(Supplied records):
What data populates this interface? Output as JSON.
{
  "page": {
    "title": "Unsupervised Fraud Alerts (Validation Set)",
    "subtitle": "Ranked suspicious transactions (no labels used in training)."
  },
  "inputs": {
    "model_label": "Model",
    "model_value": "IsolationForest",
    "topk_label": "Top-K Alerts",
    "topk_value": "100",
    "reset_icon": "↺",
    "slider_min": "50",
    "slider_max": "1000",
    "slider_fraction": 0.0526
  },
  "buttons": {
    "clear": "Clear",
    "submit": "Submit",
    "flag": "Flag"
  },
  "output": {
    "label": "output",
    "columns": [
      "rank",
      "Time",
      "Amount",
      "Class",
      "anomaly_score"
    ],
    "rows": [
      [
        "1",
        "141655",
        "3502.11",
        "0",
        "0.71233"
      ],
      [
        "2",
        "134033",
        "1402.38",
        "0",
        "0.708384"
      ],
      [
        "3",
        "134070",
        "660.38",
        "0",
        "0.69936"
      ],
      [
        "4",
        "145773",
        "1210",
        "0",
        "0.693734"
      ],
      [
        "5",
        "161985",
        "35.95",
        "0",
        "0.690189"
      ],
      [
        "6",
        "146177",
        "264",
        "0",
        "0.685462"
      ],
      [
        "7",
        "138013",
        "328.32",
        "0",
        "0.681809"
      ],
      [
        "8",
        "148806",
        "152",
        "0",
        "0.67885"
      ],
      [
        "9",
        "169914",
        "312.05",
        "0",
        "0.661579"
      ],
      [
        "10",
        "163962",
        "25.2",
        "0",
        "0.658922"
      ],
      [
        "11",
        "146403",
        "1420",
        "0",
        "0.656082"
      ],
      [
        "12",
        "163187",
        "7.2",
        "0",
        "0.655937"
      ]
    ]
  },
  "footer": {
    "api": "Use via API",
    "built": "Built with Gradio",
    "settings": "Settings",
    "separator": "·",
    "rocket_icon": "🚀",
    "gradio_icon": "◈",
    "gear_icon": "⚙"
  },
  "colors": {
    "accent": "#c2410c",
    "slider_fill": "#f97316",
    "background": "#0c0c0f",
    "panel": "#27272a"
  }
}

(Requirement):
Write out the entries above word for word.

(Written response):
What data populates this interface? Output as JSON.
{
  "page": {
    "title": "Unsupervised Fraud Alerts (Validation Set)",
    "subtitle": "Ranked suspicious transactions (no labels used in training)."
  },
  "inputs": {
    "model_label": "Model",
    "model_value": "IsolationForest",
    "topk_label": "Top-K Alerts",
    "topk_value": "100",
    "reset_icon": "↺",
    "slider_min": "50",
    "slider_max": "1000",
    "slider_fraction": 0.0526
  },
  "buttons": {
    "clear": "Clear",
    "submit": "Submit",
    "flag": "Flag"
  },
  "output": {
    "label": "output",
    "columns": [
      "rank",
      "Time",
      "Amount",
      "Class",
      "anomaly_score"
    ],
    "rows": [
      [
        "1",
        "141655",
        "3502.11",
        "0",
        "0.71233"
      ],
      [
        "2",
        "134033",
        "1402.38",
        "0",
        "0.708384"
      ],
      [
        "3",
        "134070",
        "660.38",
        "0",
        "0.69936"
      ],
      [
        "4",
        "145773",
        "1210",
        "0",
        "0.693734"
      ],
      [
        "5",
        "161985",
        "35.95",
        "0",
        "0.690189"
      ],
      [
        "6",
        "146177",
        "264",
        "0",
        "0.685462"
      ],
      [
        "7",
        "138013",
        "328.32",
        "0",
        "0.681809"
      ],
      [
        "8",
        "148806",
        "152",
        "0",
        "0.67885"
      ],
      [
        "9",
        "169914",
        "312.05",
        "0",
        "0.661579"
      ],
      [
        "10",
        "163962",
        "25.2",
        "0",
        "0.658922"
      ],
      [
        "11",
        "146403",
        "1420",
        "0",
        "0.656082"
      ],
      [
        "12",
        "163187",
        "7.2",
        "0",
        "0.655937"
      ]
    ]
  },
  "footer": {
    "api": "Use via API",
    "built": "Built with Gradio",
    "settings": "Settings",
    "separator": "·",
    "rocket_icon": "🚀",
    "gradio_icon": "◈",
    "gear_icon": "⚙"
  },
  "colors": {
    "accent": "#c2410c",
    "slider_fill": "#f97316",
    "background": "#0c0c0f",
    "panel": "#27272a"
  }
}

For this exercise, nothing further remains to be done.